>> Begin Supplied material
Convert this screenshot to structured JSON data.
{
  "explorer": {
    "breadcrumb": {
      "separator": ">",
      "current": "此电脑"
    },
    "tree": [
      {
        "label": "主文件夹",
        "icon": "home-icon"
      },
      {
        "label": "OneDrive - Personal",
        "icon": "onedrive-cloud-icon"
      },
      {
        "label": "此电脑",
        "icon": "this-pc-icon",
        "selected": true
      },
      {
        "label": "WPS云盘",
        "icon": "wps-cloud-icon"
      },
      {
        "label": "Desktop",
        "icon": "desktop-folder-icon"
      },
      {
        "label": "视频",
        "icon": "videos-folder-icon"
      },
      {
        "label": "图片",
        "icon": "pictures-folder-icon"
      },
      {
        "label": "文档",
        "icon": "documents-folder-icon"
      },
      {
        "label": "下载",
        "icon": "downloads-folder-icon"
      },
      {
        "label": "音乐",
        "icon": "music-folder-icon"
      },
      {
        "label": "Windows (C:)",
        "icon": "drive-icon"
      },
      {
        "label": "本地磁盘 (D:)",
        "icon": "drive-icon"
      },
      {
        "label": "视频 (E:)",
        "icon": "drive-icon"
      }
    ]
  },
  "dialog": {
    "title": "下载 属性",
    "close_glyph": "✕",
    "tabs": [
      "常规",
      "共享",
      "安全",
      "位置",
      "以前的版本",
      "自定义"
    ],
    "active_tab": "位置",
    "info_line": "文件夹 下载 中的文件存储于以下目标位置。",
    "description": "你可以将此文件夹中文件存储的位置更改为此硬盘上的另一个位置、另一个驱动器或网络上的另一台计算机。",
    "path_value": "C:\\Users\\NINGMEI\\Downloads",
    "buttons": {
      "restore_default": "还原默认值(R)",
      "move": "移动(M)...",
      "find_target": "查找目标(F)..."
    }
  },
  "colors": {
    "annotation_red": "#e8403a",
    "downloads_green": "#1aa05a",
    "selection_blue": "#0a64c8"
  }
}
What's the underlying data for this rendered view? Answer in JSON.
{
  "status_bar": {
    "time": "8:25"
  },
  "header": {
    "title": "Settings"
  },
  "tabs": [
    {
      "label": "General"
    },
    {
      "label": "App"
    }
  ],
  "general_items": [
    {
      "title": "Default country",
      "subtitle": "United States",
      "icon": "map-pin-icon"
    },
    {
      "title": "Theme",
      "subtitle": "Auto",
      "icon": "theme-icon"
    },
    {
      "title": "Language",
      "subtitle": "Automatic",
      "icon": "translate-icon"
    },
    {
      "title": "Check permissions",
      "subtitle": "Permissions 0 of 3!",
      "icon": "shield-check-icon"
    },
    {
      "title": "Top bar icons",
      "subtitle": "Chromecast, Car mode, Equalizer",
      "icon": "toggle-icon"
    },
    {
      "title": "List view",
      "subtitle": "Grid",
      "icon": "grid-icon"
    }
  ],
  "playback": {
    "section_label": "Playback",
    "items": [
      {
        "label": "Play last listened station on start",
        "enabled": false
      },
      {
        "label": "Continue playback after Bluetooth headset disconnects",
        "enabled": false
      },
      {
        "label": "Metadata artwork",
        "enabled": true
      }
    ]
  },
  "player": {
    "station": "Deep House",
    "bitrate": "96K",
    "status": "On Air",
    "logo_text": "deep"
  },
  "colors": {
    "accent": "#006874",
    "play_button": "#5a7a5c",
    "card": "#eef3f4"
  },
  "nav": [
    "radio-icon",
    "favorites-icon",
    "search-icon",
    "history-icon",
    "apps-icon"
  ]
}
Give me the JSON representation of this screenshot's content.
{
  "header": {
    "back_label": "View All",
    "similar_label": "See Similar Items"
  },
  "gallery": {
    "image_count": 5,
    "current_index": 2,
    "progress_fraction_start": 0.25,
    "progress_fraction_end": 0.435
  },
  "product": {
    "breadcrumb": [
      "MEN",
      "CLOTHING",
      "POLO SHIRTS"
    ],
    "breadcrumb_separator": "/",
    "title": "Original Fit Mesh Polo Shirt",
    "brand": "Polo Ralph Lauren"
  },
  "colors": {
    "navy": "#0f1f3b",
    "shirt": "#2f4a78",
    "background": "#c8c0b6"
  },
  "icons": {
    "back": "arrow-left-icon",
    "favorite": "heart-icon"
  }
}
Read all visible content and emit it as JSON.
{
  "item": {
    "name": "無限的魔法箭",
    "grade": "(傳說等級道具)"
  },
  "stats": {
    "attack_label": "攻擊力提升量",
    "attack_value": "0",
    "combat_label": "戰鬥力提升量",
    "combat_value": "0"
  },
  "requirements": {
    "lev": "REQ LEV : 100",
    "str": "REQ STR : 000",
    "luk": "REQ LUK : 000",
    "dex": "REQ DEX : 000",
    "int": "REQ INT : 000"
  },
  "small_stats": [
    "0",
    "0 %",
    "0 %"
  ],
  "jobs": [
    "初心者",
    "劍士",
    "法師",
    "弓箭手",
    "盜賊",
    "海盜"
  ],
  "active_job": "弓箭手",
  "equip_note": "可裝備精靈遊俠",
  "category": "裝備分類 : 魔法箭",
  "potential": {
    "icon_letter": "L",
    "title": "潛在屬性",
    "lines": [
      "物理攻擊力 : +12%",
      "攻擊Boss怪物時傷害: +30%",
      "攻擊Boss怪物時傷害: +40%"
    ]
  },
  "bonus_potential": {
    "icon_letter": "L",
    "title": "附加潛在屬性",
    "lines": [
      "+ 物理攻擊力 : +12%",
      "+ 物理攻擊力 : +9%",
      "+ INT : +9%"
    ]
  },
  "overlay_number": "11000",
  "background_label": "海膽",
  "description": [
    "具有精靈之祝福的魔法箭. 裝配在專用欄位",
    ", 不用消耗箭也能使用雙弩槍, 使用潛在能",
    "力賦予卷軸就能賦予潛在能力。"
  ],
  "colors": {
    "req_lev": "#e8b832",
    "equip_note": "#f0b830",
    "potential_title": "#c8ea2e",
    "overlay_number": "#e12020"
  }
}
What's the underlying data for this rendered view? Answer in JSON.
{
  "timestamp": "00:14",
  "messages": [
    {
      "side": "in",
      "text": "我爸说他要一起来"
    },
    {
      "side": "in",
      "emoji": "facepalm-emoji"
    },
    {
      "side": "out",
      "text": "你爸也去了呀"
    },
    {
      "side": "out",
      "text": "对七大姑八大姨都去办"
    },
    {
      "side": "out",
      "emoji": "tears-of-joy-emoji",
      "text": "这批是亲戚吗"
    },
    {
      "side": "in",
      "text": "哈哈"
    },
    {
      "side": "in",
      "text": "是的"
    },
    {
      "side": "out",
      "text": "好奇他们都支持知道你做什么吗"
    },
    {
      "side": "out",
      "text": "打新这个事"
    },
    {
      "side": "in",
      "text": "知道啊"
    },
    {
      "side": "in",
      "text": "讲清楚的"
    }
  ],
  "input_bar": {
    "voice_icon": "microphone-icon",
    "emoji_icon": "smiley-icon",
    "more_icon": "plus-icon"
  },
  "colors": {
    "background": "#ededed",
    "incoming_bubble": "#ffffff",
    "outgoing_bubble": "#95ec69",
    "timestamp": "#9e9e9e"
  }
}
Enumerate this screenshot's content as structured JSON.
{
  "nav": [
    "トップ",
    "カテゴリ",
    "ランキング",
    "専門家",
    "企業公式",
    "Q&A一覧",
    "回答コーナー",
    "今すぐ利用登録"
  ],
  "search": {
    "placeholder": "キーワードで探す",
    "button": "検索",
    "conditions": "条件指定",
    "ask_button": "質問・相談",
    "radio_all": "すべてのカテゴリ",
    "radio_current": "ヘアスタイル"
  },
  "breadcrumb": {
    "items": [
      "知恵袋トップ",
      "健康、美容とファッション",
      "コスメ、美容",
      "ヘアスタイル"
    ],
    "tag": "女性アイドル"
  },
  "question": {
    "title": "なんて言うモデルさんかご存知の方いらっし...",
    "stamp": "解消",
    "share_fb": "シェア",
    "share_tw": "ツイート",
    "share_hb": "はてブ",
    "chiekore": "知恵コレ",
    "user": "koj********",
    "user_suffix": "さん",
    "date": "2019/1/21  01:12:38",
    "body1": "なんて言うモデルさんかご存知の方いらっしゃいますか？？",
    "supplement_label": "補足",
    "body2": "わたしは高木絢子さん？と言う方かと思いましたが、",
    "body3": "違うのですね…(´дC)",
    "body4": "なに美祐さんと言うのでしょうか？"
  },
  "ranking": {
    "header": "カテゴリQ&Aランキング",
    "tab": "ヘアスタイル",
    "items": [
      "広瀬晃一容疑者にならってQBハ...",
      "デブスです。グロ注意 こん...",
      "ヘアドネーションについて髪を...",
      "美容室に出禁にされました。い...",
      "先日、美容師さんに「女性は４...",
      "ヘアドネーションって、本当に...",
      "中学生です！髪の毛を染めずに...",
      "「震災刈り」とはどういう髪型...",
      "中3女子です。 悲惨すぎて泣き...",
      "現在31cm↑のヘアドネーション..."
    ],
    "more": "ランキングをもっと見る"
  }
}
>> End Supplied material
Exercise description: Reproduce only the lines running from the one that contains "Enumerate this screenshot's" to the last line of the records.

Exercise result:
Enumerate this screenshot's content as structured JSON.
{
  "nav": [
    "トップ",
    "カテゴリ",
    "ランキング",
    "専門家",
    "企業公式",
    "Q&A一覧",
    "回答コーナー",
    "今すぐ利用登録"
  ],
  "search": {
    "placeholder": "キーワードで探す",
    "button": "検索",
    "conditions": "条件指定",
    "ask_button": "質問・相談",
    "radio_all": "すべてのカテゴリ",
    "radio_current": "ヘアスタイル"
  },
  "breadcrumb": {
    "items": [
      "知恵袋トップ",
      "健康、美容とファッション",
      "コスメ、美容",
      "ヘアスタイル"
    ],
    "tag": "女性アイドル"
  },
  "question": {
    "title": "なんて言うモデルさんかご存知の方いらっし...",
    "stamp": "解消",
    "share_fb": "シェア",
    "share_tw": "ツイート",
    "share_hb": "はてブ",
    "chiekore": "知恵コレ",
    "user": "koj********",
    "user_suffix": "さん",
    "date": "2019/1/21  01:12:38",
    "body1": "なんて言うモデルさんかご存知の方いらっしゃいますか？？",
    "supplement_label": "補足",
    "body2": "わたしは高木絢子さん？と言う方かと思いましたが、",
    "body3": "違うのですね…(´дC)",
    "body4": "なに美祐さんと言うのでしょうか？"
  },
  "ranking": {
    "header": "カテゴリQ&Aランキング",
    "tab": "ヘアスタイル",
    "items": [
      "広瀬晃一容疑者にならってQBハ...",
      "デブスです。グロ注意 こん...",
      "ヘアドネーションについて髪を...",
      "美容室に出禁にされました。い...",
      "先日、美容師さんに「女性は４...",
      "ヘアドネーションって、本当に...",
      "中学生です！髪の毛を染めずに...",
      "「震災刈り」とはどういう髪型...",
      "中3女子です。 悲惨すぎて泣き...",
      "現在31cm↑のヘアドネーション..."
    ],
    "more": "ランキングをもっと見る"
  }
}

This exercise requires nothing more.